Challenge
Repeat all of the records verbatim.

(Dataset items)
>>>>

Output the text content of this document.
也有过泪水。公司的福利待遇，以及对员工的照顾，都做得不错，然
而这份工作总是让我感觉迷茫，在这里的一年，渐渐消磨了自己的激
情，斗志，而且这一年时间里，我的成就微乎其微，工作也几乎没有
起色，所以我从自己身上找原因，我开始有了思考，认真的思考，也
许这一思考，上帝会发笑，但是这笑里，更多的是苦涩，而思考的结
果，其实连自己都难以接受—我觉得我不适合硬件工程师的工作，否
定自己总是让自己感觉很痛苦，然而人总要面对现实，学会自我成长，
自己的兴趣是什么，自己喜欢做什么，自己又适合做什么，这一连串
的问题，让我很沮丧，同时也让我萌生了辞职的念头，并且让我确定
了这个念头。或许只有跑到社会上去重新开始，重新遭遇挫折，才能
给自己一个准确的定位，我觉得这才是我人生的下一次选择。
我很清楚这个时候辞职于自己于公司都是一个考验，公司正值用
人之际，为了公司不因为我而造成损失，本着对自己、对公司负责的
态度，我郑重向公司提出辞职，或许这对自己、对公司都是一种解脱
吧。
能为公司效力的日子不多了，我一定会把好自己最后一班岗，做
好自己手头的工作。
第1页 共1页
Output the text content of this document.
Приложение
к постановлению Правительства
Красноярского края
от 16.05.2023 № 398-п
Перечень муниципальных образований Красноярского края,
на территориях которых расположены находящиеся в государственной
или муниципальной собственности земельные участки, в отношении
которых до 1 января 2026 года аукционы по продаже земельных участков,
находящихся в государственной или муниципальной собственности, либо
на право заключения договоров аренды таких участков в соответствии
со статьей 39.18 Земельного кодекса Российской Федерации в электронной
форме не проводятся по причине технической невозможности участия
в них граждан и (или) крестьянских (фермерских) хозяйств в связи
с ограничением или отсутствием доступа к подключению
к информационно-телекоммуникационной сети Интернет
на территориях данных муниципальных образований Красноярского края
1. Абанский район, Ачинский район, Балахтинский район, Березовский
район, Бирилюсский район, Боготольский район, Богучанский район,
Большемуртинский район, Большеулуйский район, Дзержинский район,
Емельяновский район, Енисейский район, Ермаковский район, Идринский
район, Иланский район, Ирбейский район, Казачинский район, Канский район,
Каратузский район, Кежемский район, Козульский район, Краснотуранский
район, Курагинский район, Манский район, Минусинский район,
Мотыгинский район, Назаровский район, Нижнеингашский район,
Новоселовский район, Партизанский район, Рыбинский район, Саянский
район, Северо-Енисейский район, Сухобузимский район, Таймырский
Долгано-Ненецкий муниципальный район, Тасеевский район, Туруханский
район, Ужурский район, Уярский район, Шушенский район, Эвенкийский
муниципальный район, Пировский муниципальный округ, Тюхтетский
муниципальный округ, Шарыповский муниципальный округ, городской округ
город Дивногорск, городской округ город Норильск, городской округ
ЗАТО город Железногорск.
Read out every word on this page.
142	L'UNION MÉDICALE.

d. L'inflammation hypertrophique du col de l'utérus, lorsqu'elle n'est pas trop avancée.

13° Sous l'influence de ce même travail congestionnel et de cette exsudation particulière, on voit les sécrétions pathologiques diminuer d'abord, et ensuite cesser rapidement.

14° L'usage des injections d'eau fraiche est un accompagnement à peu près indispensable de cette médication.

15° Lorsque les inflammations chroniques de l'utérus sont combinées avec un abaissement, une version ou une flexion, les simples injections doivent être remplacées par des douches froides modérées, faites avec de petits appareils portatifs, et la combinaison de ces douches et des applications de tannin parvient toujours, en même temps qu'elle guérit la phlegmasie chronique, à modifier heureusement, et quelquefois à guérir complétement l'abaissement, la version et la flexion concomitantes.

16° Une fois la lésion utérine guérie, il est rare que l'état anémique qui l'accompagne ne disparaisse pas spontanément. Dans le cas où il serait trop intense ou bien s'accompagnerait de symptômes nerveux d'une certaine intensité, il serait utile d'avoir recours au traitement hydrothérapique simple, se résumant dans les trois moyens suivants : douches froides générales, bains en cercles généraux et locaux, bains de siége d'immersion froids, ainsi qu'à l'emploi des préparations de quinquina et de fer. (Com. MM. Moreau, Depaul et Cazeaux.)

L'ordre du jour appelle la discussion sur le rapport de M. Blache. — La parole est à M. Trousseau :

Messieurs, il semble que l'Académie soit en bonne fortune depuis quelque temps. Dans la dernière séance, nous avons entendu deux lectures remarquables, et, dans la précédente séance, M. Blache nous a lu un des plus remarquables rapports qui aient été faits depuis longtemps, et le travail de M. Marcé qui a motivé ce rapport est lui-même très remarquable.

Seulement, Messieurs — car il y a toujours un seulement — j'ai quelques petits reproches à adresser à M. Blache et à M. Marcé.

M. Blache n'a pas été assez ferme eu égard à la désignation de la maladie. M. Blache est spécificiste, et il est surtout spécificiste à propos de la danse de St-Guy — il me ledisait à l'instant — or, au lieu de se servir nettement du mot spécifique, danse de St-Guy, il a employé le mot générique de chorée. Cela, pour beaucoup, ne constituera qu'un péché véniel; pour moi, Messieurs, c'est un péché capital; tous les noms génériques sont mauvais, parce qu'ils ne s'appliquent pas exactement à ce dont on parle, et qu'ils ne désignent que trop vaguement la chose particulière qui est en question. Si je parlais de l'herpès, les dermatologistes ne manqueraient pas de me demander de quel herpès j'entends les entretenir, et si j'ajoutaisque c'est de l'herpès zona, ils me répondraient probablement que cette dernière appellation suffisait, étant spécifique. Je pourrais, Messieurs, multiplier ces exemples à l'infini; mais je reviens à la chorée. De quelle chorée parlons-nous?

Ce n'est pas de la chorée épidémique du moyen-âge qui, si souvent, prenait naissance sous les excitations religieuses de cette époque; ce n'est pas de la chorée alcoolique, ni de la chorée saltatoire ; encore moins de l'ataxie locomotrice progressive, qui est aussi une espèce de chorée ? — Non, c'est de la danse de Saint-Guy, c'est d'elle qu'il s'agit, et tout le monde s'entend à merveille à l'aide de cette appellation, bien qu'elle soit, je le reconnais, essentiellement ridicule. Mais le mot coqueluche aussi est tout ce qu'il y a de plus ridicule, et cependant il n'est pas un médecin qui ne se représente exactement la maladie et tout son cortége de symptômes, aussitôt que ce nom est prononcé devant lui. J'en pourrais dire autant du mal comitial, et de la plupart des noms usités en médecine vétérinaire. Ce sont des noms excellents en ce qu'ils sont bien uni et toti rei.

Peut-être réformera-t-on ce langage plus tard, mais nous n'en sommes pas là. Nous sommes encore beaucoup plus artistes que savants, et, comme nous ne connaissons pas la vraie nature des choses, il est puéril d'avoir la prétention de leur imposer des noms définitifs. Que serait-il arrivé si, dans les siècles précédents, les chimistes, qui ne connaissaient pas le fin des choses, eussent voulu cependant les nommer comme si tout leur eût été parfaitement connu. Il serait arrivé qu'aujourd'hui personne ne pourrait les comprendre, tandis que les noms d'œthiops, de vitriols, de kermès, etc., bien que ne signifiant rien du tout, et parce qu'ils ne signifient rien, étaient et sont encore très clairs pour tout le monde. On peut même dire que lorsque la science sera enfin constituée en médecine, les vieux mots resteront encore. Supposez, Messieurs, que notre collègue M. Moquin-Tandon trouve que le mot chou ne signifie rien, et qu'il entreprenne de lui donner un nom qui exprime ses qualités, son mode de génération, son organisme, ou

<<<<

Full solution
Output the text content of this document.
也有过泪水。公司的福利待遇，以及对员工的照顾，都做得不错，然
而这份工作总是让我感觉迷茫，在这里的一年，渐渐消磨了自己的激
情，斗志，而且这一年时间里，我的成就微乎其微，工作也几乎没有
起色，所以我从自己身上找原因，我开始有了思考，认真的思考，也
许这一思考，上帝会发笑，但是这笑里，更多的是苦涩，而思考的结
果，其实连自己都难以接受—我觉得我不适合硬件工程师的工作，否
定自己总是让自己感觉很痛苦，然而人总要面对现实，学会自我成长，
自己的兴趣是什么，自己喜欢做什么，自己又适合做什么，这一连串
的问题，让我很沮丧，同时也让我萌生了辞职的念头，并且让我确定
了这个念头。或许只有跑到社会上去重新开始，重新遭遇挫折，才能
给自己一个准确的定位，我觉得这才是我人生的下一次选择。
我很清楚这个时候辞职于自己于公司都是一个考验，公司正值用
人之际，为了公司不因为我而造成损失，本着对自己、对公司负责的
态度，我郑重向公司提出辞职，或许这对自己、对公司都是一种解脱
吧。
能为公司效力的日子不多了，我一定会把好自己最后一班岗，做
好自己手头的工作。
第1页 共1页
Output the text content of this document.
Приложение
к постановлению Правительства
Красноярского края
от 16.05.2023 № 398-п
Перечень муниципальных образований Красноярского края,
на территориях которых расположены находящиеся в государственной
или муниципальной собственности земельные участки, в отношении
которых до 1 января 2026 года аукционы по продаже земельных участков,
находящихся в государственной или муниципальной собственности, либо
на право заключения договоров аренды таких участков в соответствии
со статьей 39.18 Земельного кодекса Российской Федерации в электронной
форме не проводятся по причине технической невозможности участия
в них граждан и (или) крестьянских (фермерских) хозяйств в связи
с ограничением или отсутствием доступа к подключению
к информационно-телекоммуникационной сети Интернет
на территориях данных муниципальных образований Красноярского края
1. Абанский район, Ачинский район, Балахтинский район, Березовский
район, Бирилюсский район, Боготольский район, Богучанский район,
Большемуртинский район, Большеулуйский район, Дзержинский район,
Емельяновский район, Енисейский район, Ермаковский район, Идринский
район, Иланский район, Ирбейский район, Казачинский район, Канский район,
Каратузский район, Кежемский район, Козульский район, Краснотуранский
район, Курагинский район, Манский район, Минусинский район,
Мотыгинский район, Назаровский район, Нижнеингашский район,
Новоселовский район, Партизанский район, Рыбинский район, Саянский
район, Северо-Енисейский район, Сухобузимский район, Таймырский
Долгано-Ненецкий муниципальный район, Тасеевский район, Туруханский
район, Ужурский район, Уярский район, Шушенский район, Эвенкийский
муниципальный район, Пировский муниципальный округ, Тюхтетский
муниципальный округ, Шарыповский муниципальный округ, городской округ
город Дивногорск, городской округ город Норильск, городской округ
ЗАТО город Железногорск.
Read out every word on this page.
142	L'UNION MÉDICALE.

d. L'inflammation hypertrophique du col de l'utérus, lorsqu'elle n'est pas trop avancée.

13° Sous l'influence de ce même travail congestionnel et de cette exsudation particulière, on voit les sécrétions pathologiques diminuer d'abord, et ensuite cesser rapidement.

14° L'usage des injections d'eau fraiche est un accompagnement à peu près indispensable de cette médication.

15° Lorsque les inflammations chroniques de l'utérus sont combinées avec un abaissement, une version ou une flexion, les simples injections doivent être remplacées par des douches froides modérées, faites avec de petits appareils portatifs, et la combinaison de ces douches et des applications de tannin parvient toujours, en même temps qu'elle guérit la phlegmasie chronique, à modifier heureusement, et quelquefois à guérir complétement l'abaissement, la version et la flexion concomitantes.

16° Une fois la lésion utérine guérie, il est rare que l'état anémique qui l'accompagne ne disparaisse pas spontanément. Dans le cas où il serait trop intense ou bien s'accompagnerait de symptômes nerveux d'une certaine intensité, il serait utile d'avoir recours au traitement hydrothérapique simple, se résumant dans les trois moyens suivants : douches froides générales, bains en cercles généraux et locaux, bains de siége d'immersion froids, ainsi qu'à l'emploi des préparations de quinquina et de fer. (Com. MM. Moreau, Depaul et Cazeaux.)

L'ordre du jour appelle la discussion sur le rapport de M. Blache. — La parole est à M. Trousseau :

Messieurs, il semble que l'Académie soit en bonne fortune depuis quelque temps. Dans la dernière séance, nous avons entendu deux lectures remarquables, et, dans la précédente séance, M. Blache nous a lu un des plus remarquables rapports qui aient été faits depuis longtemps, et le travail de M. Marcé qui a motivé ce rapport est lui-même très remarquable.

Seulement, Messieurs — car il y a toujours un seulement — j'ai quelques petits reproches à adresser à M. Blache et à M. Marcé.

M. Blache n'a pas été assez ferme eu égard à la désignation de la maladie. M. Blache est spécificiste, et il est surtout spécificiste à propos de la danse de St-Guy — il me ledisait à l'instant — or, au lieu de se servir nettement du mot spécifique, danse de St-Guy, il a employé le mot générique de chorée. Cela, pour beaucoup, ne constituera qu'un péché véniel; pour moi, Messieurs, c'est un péché capital; tous les noms génériques sont mauvais, parce qu'ils ne s'appliquent pas exactement à ce dont on parle, et qu'ils ne désignent que trop vaguement la chose particulière qui est en question. Si je parlais de l'herpès, les dermatologistes ne manqueraient pas de me demander de quel herpès j'entends les entretenir, et si j'ajoutaisque c'est de l'herpès zona, ils me répondraient probablement que cette dernière appellation suffisait, étant spécifique. Je pourrais, Messieurs, multiplier ces exemples à l'infini; mais je reviens à la chorée. De quelle chorée parlons-nous?

Ce n'est pas de la chorée épidémique du moyen-âge qui, si souvent, prenait naissance sous les excitations religieuses de cette époque; ce n'est pas de la chorée alcoolique, ni de la chorée saltatoire ; encore moins de l'ataxie locomotrice progressive, qui est aussi une espèce de chorée ? — Non, c'est de la danse de Saint-Guy, c'est d'elle qu'il s'agit, et tout le monde s'entend à merveille à l'aide de cette appellation, bien qu'elle soit, je le reconnais, essentiellement ridicule. Mais le mot coqueluche aussi est tout ce qu'il y a de plus ridicule, et cependant il n'est pas un médecin qui ne se représente exactement la maladie et tout son cortége de symptômes, aussitôt que ce nom est prononcé devant lui. J'en pourrais dire autant du mal comitial, et de la plupart des noms usités en médecine vétérinaire. Ce sont des noms excellents en ce qu'ils sont bien uni et toti rei.

Peut-être réformera-t-on ce langage plus tard, mais nous n'en sommes pas là. Nous sommes encore beaucoup plus artistes que savants, et, comme nous ne connaissons pas la vraie nature des choses, il est puéril d'avoir la prétention de leur imposer des noms définitifs. Que serait-il arrivé si, dans les siècles précédents, les chimistes, qui ne connaissaient pas le fin des choses, eussent voulu cependant les nommer comme si tout leur eût été parfaitement connu. Il serait arrivé qu'aujourd'hui personne ne pourrait les comprendre, tandis que les noms d'œthiops, de vitriols, de kermès, etc., bien que ne signifiant rien du tout, et parce qu'ils ne signifient rien, étaient et sont encore très clairs pour tout le monde. On peut même dire que lorsque la science sera enfin constituée en médecine, les vieux mots resteront encore. Supposez, Messieurs, que notre collègue M. Moquin-Tandon trouve que le mot chou ne signifie rien, et qu'il entreprenne de lui donner un nom qui exprime ses qualités, son mode de génération, son organisme, ou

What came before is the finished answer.